> [Listed entries]:
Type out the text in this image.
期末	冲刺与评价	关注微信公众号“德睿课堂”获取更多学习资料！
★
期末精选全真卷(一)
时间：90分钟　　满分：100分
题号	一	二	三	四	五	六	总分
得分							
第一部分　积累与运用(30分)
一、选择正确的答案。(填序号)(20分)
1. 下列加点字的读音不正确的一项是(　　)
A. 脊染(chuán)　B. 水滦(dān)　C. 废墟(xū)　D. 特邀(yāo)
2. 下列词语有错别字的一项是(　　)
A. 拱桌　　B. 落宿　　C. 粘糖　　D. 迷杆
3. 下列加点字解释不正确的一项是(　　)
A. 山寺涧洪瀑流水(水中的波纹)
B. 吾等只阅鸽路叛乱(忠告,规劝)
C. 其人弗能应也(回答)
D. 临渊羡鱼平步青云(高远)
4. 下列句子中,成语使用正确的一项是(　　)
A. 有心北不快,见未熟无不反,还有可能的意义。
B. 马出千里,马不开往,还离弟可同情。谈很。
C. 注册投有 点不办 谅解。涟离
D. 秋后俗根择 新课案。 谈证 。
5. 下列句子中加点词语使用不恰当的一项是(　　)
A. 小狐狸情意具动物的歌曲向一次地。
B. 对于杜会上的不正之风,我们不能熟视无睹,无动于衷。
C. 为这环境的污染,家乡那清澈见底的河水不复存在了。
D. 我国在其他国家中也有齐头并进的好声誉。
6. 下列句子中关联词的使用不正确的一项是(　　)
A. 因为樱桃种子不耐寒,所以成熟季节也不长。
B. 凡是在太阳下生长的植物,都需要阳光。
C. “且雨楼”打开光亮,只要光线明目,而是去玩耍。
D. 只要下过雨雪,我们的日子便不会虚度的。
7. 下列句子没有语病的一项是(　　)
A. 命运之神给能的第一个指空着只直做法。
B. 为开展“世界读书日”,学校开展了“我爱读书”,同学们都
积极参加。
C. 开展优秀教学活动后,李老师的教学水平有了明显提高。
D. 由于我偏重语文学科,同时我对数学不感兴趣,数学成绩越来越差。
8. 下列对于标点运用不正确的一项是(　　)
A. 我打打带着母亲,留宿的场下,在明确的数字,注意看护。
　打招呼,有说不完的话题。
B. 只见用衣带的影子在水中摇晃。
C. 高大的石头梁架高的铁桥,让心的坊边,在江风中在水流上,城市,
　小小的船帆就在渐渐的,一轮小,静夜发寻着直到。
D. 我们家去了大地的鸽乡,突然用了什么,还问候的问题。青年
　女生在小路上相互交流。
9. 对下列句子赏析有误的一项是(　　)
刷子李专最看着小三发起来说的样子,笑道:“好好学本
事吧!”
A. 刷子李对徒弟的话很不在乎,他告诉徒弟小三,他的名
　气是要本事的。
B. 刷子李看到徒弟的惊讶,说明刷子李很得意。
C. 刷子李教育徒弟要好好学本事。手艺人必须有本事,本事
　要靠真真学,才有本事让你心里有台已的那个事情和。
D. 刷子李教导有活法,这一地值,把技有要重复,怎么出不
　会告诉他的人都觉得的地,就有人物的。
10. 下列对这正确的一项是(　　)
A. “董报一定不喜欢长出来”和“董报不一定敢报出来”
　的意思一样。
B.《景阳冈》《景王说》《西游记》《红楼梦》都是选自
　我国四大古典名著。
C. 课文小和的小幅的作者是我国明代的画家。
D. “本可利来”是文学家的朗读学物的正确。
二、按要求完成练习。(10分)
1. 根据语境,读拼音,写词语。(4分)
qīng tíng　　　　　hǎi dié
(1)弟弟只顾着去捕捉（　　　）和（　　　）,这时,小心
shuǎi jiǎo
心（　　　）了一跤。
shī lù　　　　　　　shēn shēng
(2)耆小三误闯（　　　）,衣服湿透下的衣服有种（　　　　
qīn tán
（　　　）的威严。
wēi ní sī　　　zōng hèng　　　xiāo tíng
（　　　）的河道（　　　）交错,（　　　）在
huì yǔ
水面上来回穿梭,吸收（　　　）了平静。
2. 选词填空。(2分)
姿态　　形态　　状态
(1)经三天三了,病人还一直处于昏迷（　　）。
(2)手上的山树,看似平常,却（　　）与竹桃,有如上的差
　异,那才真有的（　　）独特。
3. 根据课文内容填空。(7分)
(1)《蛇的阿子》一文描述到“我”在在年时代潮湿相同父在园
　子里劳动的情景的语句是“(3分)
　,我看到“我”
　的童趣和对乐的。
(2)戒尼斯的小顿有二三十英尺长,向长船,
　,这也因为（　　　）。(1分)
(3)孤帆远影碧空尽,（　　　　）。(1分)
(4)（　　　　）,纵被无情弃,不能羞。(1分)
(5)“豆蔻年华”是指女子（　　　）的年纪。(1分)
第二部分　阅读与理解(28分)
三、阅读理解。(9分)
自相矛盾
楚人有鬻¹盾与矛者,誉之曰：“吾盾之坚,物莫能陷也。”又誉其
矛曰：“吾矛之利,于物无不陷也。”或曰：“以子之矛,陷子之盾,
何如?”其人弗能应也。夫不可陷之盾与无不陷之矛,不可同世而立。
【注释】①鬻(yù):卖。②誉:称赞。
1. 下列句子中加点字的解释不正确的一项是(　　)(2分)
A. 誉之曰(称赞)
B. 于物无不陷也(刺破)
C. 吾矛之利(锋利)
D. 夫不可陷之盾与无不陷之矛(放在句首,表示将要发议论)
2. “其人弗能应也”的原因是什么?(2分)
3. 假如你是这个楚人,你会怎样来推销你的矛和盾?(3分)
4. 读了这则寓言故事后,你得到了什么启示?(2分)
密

> [Task goal]: Check each line above for the word "于物无不陷也", and copy the lines where it appears.

> [Output below]:
矛曰：“吾矛之利,于物无不陷也。”或曰：“以子之矛,陷子之盾,
B. 于物无不陷也(刺破)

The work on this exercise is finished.